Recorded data
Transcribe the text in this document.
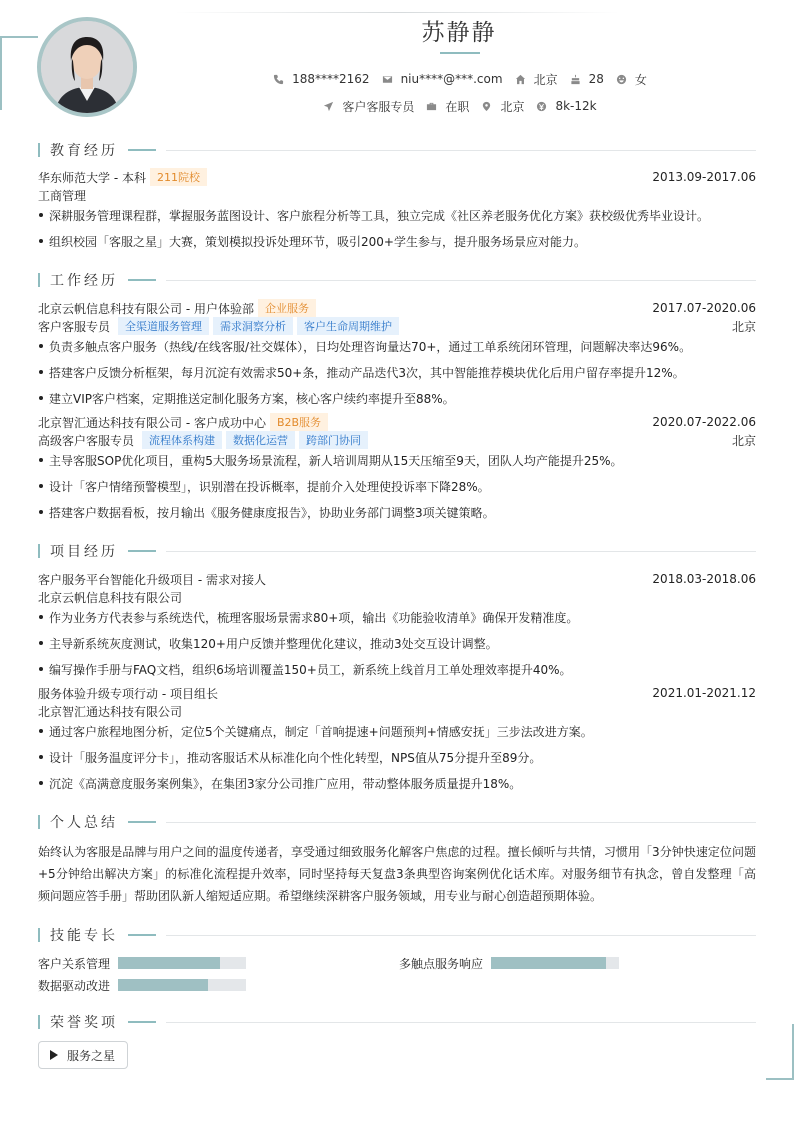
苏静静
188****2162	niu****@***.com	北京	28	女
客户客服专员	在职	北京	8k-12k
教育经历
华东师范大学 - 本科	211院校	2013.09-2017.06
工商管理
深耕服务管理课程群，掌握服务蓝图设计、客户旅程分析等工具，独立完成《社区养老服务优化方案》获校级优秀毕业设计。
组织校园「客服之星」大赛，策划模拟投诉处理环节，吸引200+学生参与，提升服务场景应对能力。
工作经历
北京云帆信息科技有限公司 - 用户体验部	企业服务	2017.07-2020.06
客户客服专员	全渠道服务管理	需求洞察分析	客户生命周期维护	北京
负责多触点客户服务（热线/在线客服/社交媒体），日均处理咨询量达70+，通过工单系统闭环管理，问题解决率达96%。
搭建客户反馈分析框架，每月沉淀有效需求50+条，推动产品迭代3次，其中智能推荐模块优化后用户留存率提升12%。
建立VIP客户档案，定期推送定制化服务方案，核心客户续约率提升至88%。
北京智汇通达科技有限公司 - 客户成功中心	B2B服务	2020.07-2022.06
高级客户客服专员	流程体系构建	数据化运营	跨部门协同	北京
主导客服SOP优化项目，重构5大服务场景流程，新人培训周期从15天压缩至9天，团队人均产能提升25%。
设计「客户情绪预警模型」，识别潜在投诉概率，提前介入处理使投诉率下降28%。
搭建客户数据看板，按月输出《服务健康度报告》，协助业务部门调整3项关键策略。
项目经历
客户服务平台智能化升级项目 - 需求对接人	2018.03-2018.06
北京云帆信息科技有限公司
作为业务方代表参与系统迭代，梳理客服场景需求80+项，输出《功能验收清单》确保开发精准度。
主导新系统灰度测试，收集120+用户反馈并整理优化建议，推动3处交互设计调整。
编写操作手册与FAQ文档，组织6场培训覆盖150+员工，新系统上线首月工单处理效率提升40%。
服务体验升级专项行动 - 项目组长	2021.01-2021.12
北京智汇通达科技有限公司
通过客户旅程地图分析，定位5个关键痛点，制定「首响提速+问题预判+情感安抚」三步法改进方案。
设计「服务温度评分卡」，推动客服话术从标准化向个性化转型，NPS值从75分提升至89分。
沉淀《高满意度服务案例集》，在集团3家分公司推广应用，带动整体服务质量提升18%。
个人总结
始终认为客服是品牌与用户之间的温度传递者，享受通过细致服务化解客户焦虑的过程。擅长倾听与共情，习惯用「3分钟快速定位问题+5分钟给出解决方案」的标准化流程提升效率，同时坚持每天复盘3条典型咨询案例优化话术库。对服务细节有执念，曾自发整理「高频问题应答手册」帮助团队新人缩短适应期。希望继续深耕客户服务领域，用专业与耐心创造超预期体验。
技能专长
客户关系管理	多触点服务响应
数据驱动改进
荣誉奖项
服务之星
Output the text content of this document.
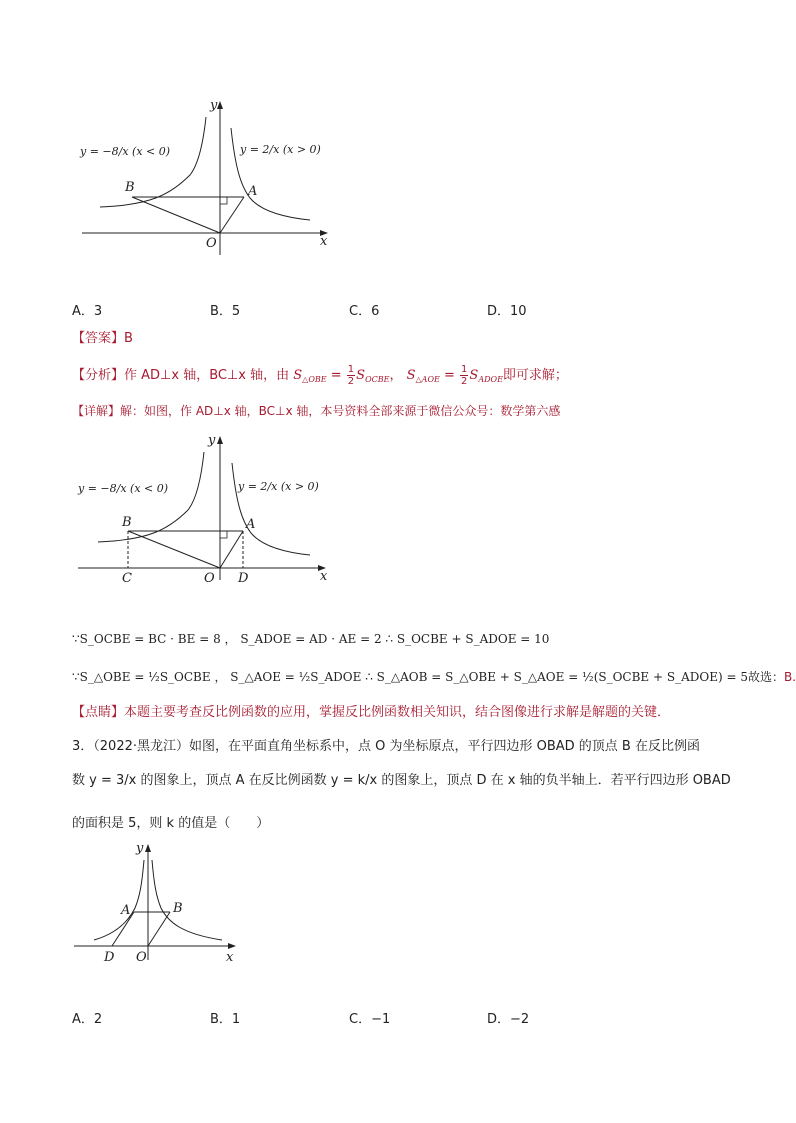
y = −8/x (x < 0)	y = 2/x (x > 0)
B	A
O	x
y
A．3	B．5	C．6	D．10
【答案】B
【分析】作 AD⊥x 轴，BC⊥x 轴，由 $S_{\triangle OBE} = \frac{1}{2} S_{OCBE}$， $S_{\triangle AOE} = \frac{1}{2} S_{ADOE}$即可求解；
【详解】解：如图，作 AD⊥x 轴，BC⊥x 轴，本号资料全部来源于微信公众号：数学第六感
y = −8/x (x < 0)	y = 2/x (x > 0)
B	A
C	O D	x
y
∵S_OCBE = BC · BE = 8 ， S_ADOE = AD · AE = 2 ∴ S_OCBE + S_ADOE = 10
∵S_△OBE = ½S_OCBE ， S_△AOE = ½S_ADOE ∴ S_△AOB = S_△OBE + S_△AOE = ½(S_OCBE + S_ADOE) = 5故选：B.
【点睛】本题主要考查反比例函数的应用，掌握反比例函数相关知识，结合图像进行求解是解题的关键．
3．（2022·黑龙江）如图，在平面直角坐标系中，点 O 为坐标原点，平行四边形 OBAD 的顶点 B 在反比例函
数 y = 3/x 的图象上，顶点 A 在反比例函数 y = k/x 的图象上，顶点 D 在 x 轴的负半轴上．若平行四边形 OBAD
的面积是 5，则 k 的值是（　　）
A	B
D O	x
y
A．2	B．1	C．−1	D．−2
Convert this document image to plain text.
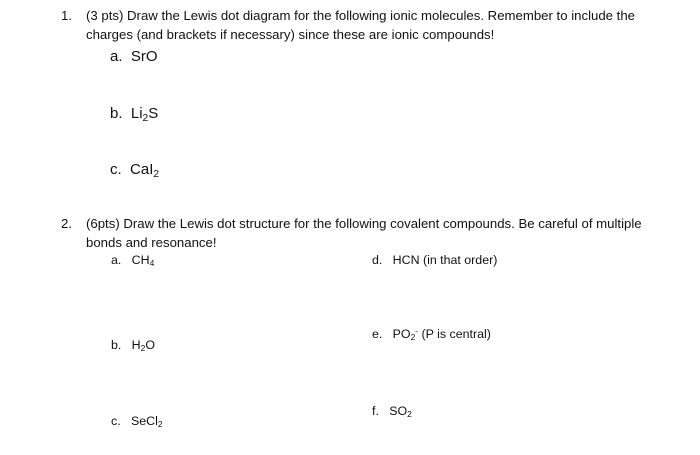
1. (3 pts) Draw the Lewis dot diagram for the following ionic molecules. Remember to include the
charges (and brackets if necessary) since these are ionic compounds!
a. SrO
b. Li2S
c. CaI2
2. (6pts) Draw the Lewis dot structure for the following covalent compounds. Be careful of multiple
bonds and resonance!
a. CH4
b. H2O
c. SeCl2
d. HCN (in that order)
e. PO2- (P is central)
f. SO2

* TASK PROMPT
Set down all the data again exactly as above, pictures excluded.

* RESULT
Transcribe the text in this document.
苏静静
188****2162	niu****@***.com	北京	28	女
客户客服专员	在职	北京	8k-12k
教育经历
华东师范大学 - 本科	211院校	2013.09-2017.06
工商管理
深耕服务管理课程群，掌握服务蓝图设计、客户旅程分析等工具，独立完成《社区养老服务优化方案》获校级优秀毕业设计。
组织校园「客服之星」大赛，策划模拟投诉处理环节，吸引200+学生参与，提升服务场景应对能力。
工作经历
北京云帆信息科技有限公司 - 用户体验部	企业服务	2017.07-2020.06
客户客服专员	全渠道服务管理	需求洞察分析	客户生命周期维护	北京
负责多触点客户服务（热线/在线客服/社交媒体），日均处理咨询量达70+，通过工单系统闭环管理，问题解决率达96%。
搭建客户反馈分析框架，每月沉淀有效需求50+条，推动产品迭代3次，其中智能推荐模块优化后用户留存率提升12%。
建立VIP客户档案，定期推送定制化服务方案，核心客户续约率提升至88%。
北京智汇通达科技有限公司 - 客户成功中心	B2B服务	2020.07-2022.06
高级客户客服专员	流程体系构建	数据化运营	跨部门协同	北京
主导客服SOP优化项目，重构5大服务场景流程，新人培训周期从15天压缩至9天，团队人均产能提升25%。
设计「客户情绪预警模型」，识别潜在投诉概率，提前介入处理使投诉率下降28%。
搭建客户数据看板，按月输出《服务健康度报告》，协助业务部门调整3项关键策略。
项目经历
客户服务平台智能化升级项目 - 需求对接人	2018.03-2018.06
北京云帆信息科技有限公司
作为业务方代表参与系统迭代，梳理客服场景需求80+项，输出《功能验收清单》确保开发精准度。
主导新系统灰度测试，收集120+用户反馈并整理优化建议，推动3处交互设计调整。
编写操作手册与FAQ文档，组织6场培训覆盖150+员工，新系统上线首月工单处理效率提升40%。
服务体验升级专项行动 - 项目组长	2021.01-2021.12
北京智汇通达科技有限公司
通过客户旅程地图分析，定位5个关键痛点，制定「首响提速+问题预判+情感安抚」三步法改进方案。
设计「服务温度评分卡」，推动客服话术从标准化向个性化转型，NPS值从75分提升至89分。
沉淀《高满意度服务案例集》，在集团3家分公司推广应用，带动整体服务质量提升18%。
个人总结
始终认为客服是品牌与用户之间的温度传递者，享受通过细致服务化解客户焦虑的过程。擅长倾听与共情，习惯用「3分钟快速定位问题+5分钟给出解决方案」的标准化流程提升效率，同时坚持每天复盘3条典型咨询案例优化话术库。对服务细节有执念，曾自发整理「高频问题应答手册」帮助团队新人缩短适应期。希望继续深耕客户服务领域，用专业与耐心创造超预期体验。
技能专长
客户关系管理	多触点服务响应
数据驱动改进
荣誉奖项
服务之星
Output the text content of this document.
y = −8/x (x < 0)	y = 2/x (x > 0)
B	A
O	x
y
A．3	B．5	C．6	D．10
【答案】B
【分析】作 AD⊥x 轴，BC⊥x 轴，由 $S_{\triangle OBE} = \frac{1}{2} S_{OCBE}$， $S_{\triangle AOE} = \frac{1}{2} S_{ADOE}$即可求解；
【详解】解：如图，作 AD⊥x 轴，BC⊥x 轴，本号资料全部来源于微信公众号：数学第六感
y = −8/x (x < 0)	y = 2/x (x > 0)
B	A
C	O D	x
y
∵S_OCBE = BC · BE = 8 ， S_ADOE = AD · AE = 2 ∴ S_OCBE + S_ADOE = 10
∵S_△OBE = ½S_OCBE ， S_△AOE = ½S_ADOE ∴ S_△AOB = S_△OBE + S_△AOE = ½(S_OCBE + S_ADOE) = 5故选：B.
【点睛】本题主要考查反比例函数的应用，掌握反比例函数相关知识，结合图像进行求解是解题的关键．
3．（2022·黑龙江）如图，在平面直角坐标系中，点 O 为坐标原点，平行四边形 OBAD 的顶点 B 在反比例函
数 y = 3/x 的图象上，顶点 A 在反比例函数 y = k/x 的图象上，顶点 D 在 x 轴的负半轴上．若平行四边形 OBAD
的面积是 5，则 k 的值是（　　）
A	B
D O	x
y
A．2	B．1	C．−1	D．−2
Convert this document image to plain text.
1. (3 pts) Draw the Lewis dot diagram for the following ionic molecules. Remember to include the
charges (and brackets if necessary) since these are ionic compounds!
a. SrO
b. Li2S
c. CaI2
2. (6pts) Draw the Lewis dot structure for the following covalent compounds. Be careful of multiple
bonds and resonance!
a. CH4
b. H2O
c. SeCl2
d. HCN (in that order)
e. PO2- (P is central)
f. SO2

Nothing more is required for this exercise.